_EXERCISE BRIEF_
Search the records below for the word "Dotson". Pull out each line that has it.

** START RECORDS FOR THE EXERCISE **

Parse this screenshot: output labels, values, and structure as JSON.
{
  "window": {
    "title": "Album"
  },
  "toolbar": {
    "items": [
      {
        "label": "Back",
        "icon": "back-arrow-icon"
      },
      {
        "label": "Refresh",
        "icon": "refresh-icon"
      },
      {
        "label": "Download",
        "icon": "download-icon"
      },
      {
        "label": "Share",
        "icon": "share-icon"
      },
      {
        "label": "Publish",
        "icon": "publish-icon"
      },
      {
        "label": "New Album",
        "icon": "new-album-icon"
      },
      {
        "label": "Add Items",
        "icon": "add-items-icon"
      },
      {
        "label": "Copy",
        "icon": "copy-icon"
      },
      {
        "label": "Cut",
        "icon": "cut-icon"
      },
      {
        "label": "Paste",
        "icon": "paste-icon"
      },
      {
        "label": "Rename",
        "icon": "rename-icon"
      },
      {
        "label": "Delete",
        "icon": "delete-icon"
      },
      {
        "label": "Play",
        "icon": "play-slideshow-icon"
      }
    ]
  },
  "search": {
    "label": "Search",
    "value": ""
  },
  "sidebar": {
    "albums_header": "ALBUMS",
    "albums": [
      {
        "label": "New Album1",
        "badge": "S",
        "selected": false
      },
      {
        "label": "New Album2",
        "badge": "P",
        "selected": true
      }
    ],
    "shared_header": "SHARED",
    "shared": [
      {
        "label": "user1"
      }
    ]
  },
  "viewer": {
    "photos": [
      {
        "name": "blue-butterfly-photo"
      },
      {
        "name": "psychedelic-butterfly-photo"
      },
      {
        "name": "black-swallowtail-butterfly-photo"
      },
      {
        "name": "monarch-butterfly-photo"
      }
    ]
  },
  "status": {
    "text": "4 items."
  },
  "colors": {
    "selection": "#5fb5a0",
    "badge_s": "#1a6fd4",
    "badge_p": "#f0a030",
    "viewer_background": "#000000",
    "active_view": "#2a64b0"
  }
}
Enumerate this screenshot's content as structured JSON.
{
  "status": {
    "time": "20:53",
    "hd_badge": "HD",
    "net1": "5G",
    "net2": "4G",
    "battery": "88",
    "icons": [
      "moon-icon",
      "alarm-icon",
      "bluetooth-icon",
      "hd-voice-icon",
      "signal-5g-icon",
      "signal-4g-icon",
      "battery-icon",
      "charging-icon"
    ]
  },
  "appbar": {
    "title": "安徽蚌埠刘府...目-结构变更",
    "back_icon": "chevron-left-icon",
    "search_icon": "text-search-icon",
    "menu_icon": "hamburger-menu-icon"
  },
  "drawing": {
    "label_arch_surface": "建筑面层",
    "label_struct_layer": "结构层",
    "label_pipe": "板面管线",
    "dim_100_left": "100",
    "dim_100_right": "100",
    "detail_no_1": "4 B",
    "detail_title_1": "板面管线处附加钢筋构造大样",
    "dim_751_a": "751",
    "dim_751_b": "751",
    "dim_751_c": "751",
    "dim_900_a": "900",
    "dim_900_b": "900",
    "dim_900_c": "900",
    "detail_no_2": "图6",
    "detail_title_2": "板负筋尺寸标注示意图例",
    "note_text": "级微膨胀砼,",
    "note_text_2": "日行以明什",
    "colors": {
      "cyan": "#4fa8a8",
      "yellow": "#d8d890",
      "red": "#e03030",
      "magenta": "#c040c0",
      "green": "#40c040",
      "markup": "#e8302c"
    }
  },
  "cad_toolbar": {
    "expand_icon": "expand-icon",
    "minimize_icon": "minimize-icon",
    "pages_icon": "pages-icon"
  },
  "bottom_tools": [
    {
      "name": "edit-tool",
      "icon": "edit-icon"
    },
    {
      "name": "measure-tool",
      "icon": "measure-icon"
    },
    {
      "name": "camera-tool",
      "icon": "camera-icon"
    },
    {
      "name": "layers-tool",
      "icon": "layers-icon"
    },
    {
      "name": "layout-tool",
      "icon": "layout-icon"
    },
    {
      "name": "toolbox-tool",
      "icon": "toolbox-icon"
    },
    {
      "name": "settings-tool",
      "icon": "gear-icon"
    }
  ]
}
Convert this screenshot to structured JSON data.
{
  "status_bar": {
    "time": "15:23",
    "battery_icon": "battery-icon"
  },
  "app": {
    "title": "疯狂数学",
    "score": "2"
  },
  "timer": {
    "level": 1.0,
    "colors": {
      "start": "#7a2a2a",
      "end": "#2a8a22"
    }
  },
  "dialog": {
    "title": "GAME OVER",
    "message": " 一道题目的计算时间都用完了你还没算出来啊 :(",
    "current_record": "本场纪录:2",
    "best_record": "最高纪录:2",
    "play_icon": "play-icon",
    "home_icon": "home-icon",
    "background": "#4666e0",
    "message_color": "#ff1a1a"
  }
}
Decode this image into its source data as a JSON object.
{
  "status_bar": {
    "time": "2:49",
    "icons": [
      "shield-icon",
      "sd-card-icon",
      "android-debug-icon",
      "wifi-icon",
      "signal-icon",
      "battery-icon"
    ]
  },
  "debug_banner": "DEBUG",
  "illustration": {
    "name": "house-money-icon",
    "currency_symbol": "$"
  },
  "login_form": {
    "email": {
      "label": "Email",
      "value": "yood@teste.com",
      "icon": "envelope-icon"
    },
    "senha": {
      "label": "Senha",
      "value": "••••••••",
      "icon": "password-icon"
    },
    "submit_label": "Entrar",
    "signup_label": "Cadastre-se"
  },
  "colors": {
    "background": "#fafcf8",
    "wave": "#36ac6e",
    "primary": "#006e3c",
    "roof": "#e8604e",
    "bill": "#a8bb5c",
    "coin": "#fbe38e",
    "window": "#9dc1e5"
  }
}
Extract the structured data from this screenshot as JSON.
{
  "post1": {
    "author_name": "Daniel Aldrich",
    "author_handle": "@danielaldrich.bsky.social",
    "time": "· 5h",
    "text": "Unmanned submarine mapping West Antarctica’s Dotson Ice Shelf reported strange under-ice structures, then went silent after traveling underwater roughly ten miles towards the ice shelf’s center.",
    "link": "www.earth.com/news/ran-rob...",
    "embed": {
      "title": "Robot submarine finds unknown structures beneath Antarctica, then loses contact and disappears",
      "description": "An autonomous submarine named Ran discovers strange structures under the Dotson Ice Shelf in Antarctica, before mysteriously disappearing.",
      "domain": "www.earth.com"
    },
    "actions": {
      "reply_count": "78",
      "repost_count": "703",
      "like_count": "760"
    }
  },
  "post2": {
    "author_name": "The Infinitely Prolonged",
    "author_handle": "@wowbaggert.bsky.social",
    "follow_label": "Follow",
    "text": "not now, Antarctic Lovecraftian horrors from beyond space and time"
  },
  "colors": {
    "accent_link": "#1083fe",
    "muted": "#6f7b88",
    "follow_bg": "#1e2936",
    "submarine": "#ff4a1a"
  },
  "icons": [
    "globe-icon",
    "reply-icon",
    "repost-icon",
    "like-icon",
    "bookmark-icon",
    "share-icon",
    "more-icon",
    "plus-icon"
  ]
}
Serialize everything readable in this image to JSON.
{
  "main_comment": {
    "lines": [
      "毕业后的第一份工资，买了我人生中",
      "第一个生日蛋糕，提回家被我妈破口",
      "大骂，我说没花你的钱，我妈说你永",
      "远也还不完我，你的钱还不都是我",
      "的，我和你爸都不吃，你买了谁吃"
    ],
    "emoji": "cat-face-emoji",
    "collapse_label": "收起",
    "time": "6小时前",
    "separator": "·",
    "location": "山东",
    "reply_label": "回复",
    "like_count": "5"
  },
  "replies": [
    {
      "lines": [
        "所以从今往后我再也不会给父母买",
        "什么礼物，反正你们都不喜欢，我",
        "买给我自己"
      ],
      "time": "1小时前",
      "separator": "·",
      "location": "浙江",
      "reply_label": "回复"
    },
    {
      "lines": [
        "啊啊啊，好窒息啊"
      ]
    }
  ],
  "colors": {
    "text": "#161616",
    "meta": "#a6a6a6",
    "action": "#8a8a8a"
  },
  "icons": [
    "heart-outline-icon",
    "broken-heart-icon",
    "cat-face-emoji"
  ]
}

** END RECORDS FOR THE EXERCISE **

_OUTPUT FOR THIS TASK_
    "text": "Unmanned submarine mapping West Antarctica’s Dotson Ice Shelf reported strange under-ice structures, then went silent after traveling underwater roughly ten miles towards the ice shelf’s center.",
      "description": "An autonomous submarine named Ran discovers strange structures under the Dotson Ice Shelf in Antarctica, before mysteriously disappearing.",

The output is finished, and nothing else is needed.